Find the lines below that contain the string "Science". Copy each one.

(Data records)
>> Start
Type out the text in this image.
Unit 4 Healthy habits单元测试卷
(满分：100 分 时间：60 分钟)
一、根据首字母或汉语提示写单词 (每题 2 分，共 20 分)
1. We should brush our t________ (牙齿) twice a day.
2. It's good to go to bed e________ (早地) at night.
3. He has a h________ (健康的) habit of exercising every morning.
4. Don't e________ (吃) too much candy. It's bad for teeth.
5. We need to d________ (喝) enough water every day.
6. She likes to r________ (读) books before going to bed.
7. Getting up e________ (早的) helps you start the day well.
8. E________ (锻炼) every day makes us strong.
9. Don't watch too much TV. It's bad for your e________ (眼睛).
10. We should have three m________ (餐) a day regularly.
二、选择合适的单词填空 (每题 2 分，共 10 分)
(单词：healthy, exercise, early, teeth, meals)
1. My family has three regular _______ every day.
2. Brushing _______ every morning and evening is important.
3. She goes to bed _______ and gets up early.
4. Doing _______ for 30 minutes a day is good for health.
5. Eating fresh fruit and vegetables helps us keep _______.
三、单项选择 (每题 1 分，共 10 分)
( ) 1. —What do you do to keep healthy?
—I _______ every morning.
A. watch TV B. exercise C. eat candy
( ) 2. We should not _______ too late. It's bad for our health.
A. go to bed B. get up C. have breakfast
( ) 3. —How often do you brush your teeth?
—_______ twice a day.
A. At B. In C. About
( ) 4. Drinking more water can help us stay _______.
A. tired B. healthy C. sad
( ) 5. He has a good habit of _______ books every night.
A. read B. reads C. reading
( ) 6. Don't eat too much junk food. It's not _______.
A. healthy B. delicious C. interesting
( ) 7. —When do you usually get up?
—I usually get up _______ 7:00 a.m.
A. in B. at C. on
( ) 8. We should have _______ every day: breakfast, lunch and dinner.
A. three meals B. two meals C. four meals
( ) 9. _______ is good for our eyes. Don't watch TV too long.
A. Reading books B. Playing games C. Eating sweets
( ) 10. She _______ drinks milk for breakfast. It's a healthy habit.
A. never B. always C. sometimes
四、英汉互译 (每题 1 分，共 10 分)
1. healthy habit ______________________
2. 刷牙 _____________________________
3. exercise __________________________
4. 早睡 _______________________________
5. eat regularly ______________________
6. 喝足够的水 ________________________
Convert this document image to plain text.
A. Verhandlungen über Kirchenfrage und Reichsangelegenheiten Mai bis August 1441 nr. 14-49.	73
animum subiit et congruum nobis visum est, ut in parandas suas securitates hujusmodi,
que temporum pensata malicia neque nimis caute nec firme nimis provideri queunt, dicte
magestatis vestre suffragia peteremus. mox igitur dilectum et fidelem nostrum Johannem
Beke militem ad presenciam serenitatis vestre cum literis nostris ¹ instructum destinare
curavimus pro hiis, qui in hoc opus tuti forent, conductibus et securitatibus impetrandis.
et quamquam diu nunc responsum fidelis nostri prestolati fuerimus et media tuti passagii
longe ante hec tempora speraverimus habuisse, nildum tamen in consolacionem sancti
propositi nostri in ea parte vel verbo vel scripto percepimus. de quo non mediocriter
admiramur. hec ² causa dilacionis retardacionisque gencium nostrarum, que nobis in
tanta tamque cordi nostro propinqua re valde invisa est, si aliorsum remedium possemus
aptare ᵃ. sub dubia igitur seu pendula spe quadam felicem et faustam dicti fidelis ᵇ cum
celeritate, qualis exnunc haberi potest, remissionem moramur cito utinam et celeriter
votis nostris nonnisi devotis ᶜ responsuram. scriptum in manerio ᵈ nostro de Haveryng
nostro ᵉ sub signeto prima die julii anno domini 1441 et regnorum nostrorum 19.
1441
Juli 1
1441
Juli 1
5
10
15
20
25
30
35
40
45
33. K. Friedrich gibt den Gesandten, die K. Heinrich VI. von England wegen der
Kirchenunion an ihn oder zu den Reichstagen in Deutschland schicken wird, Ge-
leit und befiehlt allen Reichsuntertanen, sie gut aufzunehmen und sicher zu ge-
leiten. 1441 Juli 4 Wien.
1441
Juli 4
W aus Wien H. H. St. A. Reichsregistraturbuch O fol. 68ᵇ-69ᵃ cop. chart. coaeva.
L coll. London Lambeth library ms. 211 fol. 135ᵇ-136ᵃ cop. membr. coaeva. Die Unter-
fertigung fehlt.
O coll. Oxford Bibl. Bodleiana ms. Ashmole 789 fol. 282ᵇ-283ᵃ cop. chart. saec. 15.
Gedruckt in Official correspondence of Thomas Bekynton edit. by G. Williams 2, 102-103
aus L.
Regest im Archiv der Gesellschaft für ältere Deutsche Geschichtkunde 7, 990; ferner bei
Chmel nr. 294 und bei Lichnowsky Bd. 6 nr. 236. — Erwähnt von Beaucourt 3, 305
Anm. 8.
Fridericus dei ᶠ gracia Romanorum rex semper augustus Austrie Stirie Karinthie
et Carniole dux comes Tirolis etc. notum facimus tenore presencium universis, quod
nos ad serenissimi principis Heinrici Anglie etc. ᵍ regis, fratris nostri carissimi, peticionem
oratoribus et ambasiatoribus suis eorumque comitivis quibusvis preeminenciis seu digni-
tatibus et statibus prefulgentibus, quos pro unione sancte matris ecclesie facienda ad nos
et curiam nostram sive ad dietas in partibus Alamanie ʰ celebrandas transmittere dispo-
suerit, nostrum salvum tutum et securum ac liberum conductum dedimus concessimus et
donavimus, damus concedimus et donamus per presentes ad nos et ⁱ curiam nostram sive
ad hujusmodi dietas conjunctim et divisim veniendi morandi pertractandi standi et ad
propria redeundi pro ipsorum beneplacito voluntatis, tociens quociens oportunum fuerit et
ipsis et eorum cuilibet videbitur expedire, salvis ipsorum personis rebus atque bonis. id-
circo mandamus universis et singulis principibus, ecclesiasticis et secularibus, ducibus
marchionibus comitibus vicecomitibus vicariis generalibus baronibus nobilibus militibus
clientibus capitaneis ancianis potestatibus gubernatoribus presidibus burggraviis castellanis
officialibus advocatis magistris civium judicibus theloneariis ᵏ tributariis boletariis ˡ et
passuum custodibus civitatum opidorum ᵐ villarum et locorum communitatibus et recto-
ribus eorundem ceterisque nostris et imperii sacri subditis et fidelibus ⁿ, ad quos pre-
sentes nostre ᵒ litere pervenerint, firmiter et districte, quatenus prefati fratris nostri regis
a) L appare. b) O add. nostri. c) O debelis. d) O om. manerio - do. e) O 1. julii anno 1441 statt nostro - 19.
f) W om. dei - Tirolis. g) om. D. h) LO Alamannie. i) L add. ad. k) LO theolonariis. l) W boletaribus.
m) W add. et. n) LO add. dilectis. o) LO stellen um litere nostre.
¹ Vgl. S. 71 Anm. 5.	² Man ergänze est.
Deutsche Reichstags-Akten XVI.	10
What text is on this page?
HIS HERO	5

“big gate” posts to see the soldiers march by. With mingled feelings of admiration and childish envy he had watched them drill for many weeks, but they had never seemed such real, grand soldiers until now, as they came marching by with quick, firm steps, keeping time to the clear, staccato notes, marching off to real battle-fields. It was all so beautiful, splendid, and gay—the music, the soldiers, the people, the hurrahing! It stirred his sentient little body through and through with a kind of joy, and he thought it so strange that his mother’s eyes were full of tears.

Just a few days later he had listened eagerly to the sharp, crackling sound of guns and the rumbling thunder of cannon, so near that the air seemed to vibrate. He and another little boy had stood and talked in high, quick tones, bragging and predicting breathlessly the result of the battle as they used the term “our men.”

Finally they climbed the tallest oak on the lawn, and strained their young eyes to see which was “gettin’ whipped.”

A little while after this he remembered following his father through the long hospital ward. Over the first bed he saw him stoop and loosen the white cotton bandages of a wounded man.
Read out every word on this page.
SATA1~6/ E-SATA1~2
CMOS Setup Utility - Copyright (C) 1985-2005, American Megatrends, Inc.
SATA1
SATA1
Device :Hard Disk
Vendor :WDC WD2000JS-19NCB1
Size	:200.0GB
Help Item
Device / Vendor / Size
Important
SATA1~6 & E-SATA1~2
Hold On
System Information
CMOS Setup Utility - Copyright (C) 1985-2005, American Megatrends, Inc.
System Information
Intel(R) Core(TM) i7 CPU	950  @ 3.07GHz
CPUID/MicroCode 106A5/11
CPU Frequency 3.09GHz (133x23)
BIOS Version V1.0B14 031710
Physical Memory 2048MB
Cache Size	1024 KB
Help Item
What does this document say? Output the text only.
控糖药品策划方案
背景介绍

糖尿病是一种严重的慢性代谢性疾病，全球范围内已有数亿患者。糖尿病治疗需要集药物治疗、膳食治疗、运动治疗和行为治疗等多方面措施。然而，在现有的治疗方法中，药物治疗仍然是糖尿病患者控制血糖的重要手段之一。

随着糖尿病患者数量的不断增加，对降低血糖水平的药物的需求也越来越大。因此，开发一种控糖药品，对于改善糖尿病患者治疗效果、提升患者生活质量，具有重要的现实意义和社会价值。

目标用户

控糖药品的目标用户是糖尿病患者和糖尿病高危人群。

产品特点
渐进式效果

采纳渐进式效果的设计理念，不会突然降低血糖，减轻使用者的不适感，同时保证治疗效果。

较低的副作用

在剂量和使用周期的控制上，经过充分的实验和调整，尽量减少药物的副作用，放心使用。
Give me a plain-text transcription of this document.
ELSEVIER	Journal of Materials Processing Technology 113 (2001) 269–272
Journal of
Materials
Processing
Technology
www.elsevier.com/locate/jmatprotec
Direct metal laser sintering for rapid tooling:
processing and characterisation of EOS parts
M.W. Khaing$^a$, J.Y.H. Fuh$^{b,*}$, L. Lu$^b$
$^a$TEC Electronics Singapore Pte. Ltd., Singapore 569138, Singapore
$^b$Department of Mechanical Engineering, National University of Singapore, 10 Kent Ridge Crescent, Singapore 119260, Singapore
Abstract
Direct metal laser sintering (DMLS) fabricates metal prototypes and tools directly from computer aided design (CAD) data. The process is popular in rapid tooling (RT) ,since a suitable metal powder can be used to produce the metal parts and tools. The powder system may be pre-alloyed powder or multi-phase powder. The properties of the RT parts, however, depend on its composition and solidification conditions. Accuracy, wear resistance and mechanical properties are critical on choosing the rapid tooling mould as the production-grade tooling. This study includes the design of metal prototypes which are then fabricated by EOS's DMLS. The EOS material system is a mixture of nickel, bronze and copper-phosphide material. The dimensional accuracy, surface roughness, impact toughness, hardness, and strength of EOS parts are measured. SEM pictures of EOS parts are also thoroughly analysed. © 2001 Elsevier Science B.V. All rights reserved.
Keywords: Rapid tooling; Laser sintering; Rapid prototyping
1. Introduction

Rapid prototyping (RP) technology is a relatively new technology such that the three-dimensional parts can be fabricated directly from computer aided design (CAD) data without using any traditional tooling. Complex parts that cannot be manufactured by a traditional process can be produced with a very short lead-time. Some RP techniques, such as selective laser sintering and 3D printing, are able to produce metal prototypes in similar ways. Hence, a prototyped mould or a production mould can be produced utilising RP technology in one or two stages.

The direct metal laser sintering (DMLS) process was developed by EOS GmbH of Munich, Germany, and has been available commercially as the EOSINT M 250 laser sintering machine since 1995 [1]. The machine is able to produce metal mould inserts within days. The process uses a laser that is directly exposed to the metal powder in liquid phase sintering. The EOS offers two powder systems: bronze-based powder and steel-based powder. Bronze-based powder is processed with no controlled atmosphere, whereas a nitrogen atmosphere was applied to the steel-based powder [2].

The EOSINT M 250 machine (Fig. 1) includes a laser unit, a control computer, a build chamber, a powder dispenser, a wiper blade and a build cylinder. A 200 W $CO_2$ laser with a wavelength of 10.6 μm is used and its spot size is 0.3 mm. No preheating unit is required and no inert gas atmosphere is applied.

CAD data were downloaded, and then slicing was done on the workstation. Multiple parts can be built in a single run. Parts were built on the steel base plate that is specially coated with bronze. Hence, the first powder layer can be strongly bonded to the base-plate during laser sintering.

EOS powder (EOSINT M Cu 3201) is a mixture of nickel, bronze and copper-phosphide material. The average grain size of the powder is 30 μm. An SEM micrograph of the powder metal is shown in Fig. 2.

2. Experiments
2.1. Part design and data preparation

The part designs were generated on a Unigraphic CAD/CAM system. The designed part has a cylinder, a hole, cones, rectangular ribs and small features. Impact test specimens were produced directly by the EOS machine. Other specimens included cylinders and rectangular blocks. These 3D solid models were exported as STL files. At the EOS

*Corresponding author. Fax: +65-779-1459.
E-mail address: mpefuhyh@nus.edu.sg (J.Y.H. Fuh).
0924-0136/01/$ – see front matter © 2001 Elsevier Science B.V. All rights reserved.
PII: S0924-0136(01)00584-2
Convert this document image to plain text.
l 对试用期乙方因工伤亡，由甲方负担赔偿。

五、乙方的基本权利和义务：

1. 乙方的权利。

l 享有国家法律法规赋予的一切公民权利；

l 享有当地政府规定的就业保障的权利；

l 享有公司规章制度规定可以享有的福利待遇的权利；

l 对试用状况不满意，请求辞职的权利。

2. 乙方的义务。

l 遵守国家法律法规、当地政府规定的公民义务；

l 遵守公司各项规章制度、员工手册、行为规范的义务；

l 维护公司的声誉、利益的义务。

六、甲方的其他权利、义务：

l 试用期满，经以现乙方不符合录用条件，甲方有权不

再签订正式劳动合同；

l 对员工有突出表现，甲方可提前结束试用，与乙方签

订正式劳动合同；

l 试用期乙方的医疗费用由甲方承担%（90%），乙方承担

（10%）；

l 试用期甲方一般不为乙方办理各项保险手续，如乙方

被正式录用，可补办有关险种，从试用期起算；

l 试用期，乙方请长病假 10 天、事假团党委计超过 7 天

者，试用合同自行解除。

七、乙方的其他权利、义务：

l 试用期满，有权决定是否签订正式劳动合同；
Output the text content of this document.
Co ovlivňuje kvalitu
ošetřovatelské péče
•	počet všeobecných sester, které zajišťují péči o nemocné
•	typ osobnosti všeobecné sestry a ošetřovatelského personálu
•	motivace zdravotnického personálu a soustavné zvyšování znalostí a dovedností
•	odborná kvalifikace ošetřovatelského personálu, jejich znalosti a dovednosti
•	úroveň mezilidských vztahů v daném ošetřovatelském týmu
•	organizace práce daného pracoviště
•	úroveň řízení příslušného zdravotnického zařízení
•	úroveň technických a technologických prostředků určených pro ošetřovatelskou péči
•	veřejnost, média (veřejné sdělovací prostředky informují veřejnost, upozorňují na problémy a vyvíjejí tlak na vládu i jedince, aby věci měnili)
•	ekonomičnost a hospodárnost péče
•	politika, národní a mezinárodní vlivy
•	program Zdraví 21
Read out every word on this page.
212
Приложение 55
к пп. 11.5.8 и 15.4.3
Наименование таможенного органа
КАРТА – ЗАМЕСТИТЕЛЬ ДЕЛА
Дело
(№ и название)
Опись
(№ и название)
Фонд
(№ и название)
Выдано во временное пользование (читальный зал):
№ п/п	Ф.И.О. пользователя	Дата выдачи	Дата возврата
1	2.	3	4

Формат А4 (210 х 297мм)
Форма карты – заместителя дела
>> End
**Solved exercise**.
Direct metal laser sintering (DMLS) fabricates metal prototypes and tools directly from computer aided design (CAD) data. The process is popular in rapid tooling (RT) ,since a suitable metal powder can be used to produce the metal parts and tools. The powder system may be pre-alloyed powder or multi-phase powder. The properties of the RT parts, however, depend on its composition and solidification conditions. Accuracy, wear resistance and mechanical properties are critical on choosing the rapid tooling mould as the production-grade tooling. This study includes the design of metal prototypes which are then fabricated by EOS's DMLS. The EOS material system is a mixture of nickel, bronze and copper-phosphide material. The dimensional accuracy, surface roughness, impact toughness, hardness, and strength of EOS parts are measured. SEM pictures of EOS parts are also thoroughly analysed. © 2001 Elsevier Science B.V. All rights reserved.
0924-0136/01/$ – see front matter © 2001 Elsevier Science B.V. All rights reserved.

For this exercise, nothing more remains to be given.